### SHORT EXERCISE
Which lines hold the string "behind"? Copy every one of them.

### TASK INPUT
_ _ _

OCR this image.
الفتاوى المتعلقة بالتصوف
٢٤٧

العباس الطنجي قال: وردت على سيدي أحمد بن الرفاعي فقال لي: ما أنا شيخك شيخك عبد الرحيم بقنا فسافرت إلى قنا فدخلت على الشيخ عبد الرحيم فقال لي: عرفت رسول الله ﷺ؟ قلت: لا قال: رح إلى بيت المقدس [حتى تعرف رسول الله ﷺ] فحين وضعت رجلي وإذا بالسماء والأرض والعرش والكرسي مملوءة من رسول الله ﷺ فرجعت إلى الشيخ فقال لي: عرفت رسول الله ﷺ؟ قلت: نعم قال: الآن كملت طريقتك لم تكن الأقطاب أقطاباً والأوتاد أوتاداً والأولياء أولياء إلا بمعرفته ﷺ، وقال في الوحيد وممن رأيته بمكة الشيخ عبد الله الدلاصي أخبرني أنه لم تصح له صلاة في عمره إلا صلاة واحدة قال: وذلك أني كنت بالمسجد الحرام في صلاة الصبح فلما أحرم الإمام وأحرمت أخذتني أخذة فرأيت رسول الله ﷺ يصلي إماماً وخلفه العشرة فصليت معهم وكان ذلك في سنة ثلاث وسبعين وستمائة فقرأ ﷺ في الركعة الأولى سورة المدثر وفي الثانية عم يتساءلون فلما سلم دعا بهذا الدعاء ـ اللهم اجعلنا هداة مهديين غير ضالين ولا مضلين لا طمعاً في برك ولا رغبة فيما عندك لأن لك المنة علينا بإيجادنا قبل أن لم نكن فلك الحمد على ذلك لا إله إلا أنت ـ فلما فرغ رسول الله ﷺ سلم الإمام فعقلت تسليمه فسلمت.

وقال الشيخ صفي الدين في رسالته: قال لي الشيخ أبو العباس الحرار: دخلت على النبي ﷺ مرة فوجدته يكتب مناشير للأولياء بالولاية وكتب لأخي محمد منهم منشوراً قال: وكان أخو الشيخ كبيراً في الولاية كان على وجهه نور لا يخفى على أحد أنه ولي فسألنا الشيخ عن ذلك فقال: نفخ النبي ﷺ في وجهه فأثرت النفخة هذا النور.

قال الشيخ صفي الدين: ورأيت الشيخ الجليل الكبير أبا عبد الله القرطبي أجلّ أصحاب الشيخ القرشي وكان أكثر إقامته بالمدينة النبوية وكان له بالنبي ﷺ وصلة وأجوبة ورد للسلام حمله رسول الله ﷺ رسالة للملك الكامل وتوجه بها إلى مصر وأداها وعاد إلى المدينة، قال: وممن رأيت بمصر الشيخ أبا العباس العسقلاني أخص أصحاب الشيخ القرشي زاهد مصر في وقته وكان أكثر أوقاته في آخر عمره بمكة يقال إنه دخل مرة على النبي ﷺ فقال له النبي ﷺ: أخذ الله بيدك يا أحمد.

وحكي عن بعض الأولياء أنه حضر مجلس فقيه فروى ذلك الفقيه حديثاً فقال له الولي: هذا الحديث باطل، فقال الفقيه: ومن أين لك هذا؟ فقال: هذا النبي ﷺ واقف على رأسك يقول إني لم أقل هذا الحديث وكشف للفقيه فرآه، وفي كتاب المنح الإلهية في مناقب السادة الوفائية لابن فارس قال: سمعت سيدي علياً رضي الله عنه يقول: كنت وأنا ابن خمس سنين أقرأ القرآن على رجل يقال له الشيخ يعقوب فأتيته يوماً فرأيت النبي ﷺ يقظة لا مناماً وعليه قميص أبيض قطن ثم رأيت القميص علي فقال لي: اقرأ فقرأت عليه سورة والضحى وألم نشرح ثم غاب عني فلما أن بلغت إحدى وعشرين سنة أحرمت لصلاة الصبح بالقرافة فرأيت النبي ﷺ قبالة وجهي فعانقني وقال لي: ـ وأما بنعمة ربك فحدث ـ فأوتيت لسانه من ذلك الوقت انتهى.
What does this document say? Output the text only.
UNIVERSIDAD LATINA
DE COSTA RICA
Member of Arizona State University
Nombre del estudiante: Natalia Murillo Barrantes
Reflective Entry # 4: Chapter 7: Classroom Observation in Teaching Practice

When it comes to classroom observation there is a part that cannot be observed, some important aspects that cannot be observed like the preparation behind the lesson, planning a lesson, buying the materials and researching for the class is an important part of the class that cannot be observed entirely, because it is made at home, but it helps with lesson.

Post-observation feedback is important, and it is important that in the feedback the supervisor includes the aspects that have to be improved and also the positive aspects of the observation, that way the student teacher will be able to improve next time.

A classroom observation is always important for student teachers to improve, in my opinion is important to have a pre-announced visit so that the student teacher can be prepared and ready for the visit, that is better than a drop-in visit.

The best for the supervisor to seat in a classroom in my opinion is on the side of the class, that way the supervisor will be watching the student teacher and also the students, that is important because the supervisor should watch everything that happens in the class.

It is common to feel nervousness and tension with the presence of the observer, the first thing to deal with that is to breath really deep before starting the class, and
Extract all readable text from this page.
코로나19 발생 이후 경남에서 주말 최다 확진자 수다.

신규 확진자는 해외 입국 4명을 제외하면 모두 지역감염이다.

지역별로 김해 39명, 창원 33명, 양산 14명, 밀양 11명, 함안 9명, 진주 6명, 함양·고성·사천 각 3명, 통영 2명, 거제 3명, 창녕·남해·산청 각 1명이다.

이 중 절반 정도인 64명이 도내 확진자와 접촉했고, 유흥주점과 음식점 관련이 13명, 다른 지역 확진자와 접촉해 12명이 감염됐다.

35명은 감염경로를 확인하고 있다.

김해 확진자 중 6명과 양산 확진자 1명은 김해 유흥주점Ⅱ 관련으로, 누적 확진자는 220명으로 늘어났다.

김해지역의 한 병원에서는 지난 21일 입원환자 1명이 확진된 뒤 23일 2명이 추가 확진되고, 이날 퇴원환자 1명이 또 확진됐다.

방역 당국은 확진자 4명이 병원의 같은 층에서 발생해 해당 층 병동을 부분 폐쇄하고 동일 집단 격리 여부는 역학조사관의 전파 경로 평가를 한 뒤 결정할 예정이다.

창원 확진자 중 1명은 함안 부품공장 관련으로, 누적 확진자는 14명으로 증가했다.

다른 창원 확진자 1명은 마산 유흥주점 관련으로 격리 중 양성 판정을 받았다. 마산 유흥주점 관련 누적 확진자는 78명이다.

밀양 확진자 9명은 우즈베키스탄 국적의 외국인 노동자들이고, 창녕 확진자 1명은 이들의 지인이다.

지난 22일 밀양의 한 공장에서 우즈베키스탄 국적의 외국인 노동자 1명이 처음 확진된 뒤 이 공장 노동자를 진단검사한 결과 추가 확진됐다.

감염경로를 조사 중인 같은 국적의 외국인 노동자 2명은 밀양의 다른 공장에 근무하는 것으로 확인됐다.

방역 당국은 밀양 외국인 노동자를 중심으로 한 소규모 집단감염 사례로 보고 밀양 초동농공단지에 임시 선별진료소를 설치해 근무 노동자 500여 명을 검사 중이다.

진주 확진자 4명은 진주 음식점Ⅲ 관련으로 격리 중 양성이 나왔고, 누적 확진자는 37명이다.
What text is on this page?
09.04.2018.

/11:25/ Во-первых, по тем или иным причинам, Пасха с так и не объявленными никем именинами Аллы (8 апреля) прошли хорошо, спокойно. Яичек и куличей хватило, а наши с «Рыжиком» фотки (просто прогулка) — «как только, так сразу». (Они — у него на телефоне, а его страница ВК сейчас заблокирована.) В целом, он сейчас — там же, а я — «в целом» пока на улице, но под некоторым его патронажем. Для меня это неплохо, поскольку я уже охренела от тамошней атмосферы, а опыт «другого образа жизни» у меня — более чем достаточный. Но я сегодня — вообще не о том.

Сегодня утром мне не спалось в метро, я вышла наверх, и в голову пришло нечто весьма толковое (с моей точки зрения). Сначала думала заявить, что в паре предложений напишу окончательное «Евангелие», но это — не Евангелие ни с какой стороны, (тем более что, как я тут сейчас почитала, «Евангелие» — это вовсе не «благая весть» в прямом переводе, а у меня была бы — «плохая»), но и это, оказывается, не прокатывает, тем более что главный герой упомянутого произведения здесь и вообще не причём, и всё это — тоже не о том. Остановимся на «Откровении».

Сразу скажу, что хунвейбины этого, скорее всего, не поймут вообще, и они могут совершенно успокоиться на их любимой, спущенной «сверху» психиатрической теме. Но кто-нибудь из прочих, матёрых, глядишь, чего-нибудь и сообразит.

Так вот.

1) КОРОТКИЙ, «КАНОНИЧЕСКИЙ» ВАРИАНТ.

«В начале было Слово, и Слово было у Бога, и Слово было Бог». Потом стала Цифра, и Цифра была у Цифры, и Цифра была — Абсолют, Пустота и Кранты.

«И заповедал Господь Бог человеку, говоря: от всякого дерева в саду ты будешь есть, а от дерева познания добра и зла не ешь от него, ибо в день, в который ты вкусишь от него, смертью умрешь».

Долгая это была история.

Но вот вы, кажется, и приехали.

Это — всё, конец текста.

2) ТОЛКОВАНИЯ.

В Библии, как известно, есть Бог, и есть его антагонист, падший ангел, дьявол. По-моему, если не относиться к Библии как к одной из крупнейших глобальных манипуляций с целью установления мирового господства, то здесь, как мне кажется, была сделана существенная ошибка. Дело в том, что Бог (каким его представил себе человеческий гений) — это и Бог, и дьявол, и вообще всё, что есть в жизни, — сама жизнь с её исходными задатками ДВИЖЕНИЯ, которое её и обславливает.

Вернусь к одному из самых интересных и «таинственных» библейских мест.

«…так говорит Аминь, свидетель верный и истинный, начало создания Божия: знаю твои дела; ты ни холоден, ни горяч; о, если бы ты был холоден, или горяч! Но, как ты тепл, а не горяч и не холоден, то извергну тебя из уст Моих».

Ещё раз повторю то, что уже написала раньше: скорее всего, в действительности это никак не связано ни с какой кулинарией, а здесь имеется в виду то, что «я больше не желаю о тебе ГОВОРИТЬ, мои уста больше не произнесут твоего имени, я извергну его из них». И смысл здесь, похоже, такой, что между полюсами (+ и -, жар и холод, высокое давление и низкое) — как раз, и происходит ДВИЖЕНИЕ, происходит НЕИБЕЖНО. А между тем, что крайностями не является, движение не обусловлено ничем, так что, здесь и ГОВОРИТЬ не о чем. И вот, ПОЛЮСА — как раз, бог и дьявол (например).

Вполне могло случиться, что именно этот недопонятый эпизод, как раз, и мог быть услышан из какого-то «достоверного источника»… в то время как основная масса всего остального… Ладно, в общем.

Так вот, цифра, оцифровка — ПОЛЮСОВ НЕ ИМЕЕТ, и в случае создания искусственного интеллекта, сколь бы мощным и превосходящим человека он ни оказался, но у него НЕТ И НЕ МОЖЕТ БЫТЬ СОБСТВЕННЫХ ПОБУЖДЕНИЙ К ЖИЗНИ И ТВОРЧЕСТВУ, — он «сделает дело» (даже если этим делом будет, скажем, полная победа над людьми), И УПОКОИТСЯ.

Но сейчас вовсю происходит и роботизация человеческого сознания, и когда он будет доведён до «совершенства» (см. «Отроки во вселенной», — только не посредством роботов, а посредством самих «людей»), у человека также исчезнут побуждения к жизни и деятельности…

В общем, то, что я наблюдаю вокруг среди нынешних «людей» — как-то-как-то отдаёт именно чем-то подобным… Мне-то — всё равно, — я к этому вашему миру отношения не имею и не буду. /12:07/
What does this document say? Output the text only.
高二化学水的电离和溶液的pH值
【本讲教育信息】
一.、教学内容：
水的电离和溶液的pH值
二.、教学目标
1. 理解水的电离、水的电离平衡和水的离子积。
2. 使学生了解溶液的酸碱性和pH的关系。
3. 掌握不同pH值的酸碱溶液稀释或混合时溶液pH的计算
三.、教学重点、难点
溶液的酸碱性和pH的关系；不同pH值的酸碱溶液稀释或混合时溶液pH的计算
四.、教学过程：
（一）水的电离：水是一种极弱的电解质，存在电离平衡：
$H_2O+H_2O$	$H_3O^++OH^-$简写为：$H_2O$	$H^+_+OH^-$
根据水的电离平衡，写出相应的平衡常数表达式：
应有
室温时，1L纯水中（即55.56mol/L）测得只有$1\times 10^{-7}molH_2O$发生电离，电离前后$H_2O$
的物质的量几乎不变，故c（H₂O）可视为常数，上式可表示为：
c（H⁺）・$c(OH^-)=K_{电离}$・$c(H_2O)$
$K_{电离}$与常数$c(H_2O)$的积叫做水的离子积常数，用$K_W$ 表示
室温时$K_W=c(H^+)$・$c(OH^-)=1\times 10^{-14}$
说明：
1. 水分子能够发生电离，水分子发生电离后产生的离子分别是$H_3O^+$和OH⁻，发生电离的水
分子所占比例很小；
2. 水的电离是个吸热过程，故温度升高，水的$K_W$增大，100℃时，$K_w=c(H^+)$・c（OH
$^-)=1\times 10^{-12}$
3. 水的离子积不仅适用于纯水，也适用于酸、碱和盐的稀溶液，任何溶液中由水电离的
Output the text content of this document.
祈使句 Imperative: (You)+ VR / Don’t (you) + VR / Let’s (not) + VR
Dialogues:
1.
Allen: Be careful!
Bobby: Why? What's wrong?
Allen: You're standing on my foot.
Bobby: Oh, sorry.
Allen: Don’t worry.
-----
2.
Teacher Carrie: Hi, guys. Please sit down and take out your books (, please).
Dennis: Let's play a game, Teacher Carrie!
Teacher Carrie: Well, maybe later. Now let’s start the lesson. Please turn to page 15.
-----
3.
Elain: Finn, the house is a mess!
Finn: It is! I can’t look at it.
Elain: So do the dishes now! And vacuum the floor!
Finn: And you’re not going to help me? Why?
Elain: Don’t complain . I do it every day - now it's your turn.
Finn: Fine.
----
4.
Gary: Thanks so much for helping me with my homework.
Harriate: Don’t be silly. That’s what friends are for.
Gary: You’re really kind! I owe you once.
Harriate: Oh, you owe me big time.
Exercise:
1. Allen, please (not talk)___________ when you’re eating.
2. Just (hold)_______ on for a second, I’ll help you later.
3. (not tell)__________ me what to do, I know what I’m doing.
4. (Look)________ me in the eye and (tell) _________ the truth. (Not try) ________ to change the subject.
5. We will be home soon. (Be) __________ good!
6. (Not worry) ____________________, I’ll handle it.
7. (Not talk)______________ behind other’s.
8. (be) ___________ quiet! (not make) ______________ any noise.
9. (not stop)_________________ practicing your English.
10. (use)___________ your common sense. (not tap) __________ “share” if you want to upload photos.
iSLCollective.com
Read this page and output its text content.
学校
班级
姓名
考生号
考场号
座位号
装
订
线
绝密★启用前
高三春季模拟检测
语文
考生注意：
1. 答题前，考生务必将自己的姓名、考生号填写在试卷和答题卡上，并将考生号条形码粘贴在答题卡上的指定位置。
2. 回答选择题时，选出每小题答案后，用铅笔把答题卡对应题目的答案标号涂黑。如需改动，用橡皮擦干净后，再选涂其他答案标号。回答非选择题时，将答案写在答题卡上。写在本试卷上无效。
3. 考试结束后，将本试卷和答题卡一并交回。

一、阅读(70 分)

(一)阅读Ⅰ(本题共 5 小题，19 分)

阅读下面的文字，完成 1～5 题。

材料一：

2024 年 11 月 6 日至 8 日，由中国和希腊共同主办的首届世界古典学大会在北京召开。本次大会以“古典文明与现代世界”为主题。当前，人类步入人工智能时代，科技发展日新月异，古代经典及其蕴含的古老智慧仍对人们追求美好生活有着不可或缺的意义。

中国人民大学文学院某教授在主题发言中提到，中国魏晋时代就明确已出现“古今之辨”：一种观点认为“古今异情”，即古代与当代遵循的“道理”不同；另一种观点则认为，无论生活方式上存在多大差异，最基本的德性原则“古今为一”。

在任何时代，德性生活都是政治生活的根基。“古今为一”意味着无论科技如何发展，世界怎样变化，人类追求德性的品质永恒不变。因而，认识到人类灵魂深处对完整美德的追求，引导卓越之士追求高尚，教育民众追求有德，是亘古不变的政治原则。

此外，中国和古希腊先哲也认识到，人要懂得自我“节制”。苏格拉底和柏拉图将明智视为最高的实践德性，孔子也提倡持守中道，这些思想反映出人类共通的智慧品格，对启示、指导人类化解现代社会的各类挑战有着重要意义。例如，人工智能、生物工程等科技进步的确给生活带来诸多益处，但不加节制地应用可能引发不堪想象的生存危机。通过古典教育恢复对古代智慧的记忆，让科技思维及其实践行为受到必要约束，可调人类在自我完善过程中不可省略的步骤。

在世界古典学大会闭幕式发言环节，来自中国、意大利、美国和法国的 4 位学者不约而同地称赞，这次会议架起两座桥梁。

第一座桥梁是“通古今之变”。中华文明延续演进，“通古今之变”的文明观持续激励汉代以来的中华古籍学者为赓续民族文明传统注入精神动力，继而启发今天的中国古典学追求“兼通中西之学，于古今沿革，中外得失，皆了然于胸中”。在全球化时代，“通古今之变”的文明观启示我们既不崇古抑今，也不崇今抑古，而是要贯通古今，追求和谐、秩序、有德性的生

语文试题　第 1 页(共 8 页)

_ _ _

### FINAL RESULT
When it comes to classroom observation there is a part that cannot be observed, some important aspects that cannot be observed like the preparation behind the lesson, planning a lesson, buying the materials and researching for the class is an important part of the class that cannot be observed entirely, because it is made at home, but it helps with lesson.
7. (Not talk)______________ behind other’s.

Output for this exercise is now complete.